Material:
---
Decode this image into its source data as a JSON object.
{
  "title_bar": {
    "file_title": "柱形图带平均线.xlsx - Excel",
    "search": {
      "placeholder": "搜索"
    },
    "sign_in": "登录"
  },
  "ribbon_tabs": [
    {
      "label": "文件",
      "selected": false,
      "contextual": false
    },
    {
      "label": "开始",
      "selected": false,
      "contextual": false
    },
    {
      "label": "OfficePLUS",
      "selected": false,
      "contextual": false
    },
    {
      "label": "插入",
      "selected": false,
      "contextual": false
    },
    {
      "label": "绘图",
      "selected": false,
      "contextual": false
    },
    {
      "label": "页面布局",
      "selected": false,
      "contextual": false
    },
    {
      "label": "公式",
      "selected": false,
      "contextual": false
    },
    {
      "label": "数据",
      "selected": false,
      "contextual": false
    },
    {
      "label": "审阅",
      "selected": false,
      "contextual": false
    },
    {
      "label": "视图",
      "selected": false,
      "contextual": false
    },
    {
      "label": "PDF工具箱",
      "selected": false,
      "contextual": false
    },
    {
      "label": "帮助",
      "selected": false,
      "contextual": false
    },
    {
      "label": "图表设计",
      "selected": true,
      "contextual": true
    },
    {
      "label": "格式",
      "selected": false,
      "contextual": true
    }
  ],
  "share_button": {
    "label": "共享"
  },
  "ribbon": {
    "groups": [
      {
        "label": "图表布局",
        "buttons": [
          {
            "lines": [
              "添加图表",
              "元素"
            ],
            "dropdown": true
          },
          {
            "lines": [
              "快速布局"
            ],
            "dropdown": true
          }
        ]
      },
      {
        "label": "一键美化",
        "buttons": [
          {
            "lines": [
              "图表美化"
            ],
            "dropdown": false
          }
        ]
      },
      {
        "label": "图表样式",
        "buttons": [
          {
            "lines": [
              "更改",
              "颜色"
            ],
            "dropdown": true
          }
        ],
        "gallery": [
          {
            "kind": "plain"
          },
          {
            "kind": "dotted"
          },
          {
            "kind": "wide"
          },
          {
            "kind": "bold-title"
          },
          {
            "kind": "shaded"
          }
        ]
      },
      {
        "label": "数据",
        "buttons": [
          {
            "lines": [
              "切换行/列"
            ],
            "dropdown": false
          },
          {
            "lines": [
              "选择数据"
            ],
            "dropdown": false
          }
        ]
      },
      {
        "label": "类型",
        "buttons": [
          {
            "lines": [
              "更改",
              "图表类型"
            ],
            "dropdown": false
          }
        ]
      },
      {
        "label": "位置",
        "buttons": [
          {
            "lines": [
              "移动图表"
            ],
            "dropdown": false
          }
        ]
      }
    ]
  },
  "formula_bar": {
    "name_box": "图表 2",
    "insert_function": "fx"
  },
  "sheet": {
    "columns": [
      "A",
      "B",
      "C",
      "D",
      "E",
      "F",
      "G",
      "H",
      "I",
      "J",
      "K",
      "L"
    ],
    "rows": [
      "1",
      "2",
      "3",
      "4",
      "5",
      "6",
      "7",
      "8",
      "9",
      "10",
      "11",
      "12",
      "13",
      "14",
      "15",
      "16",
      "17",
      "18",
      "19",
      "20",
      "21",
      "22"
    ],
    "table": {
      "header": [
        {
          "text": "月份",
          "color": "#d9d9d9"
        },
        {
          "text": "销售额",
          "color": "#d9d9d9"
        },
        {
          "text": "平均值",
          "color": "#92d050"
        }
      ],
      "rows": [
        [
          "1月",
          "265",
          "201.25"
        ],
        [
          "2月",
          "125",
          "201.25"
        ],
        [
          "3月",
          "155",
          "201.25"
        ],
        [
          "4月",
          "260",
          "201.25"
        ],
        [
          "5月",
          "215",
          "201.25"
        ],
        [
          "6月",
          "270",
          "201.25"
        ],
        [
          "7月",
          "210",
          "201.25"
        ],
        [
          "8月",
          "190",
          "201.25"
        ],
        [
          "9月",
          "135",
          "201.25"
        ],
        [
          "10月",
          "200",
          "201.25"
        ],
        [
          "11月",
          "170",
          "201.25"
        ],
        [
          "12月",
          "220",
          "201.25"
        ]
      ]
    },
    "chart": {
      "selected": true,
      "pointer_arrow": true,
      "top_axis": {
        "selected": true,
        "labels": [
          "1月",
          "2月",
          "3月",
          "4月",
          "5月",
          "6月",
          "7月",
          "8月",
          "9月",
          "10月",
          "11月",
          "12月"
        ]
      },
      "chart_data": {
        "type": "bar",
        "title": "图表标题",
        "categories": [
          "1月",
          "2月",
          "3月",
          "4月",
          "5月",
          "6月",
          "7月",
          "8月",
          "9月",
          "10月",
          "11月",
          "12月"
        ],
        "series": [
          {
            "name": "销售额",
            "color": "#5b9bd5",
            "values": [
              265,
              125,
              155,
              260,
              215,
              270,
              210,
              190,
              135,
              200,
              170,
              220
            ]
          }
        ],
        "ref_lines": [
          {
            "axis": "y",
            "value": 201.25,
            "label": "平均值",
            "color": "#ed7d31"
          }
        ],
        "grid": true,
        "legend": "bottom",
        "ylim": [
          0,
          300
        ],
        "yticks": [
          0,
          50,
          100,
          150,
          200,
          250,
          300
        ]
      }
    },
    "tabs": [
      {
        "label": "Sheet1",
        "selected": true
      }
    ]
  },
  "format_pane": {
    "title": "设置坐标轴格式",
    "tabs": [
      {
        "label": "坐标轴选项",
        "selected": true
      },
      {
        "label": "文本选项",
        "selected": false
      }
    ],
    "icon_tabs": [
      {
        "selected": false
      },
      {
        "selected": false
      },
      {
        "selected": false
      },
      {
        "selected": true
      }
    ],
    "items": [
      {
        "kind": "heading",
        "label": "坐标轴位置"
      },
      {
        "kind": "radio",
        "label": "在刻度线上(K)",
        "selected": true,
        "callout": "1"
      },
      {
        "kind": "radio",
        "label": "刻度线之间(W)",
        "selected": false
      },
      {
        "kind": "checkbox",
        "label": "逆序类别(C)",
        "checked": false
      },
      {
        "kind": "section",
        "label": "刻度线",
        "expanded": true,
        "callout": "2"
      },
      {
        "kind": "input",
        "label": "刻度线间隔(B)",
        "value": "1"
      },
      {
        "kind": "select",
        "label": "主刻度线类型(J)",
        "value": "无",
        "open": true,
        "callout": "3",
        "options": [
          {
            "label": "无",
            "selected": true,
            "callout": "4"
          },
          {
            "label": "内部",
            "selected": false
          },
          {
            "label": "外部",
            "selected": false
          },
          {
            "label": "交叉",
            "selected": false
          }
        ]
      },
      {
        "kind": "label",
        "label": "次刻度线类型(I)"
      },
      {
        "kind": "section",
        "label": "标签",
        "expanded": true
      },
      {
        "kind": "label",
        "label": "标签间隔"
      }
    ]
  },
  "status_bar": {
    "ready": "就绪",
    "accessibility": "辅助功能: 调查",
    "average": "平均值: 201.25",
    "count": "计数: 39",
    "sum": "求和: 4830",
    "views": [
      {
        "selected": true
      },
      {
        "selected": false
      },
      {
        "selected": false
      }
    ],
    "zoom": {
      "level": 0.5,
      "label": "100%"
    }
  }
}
---
Work out how many lines of the material above contain the word "callout", then give only that figure.

Exercise solution: 4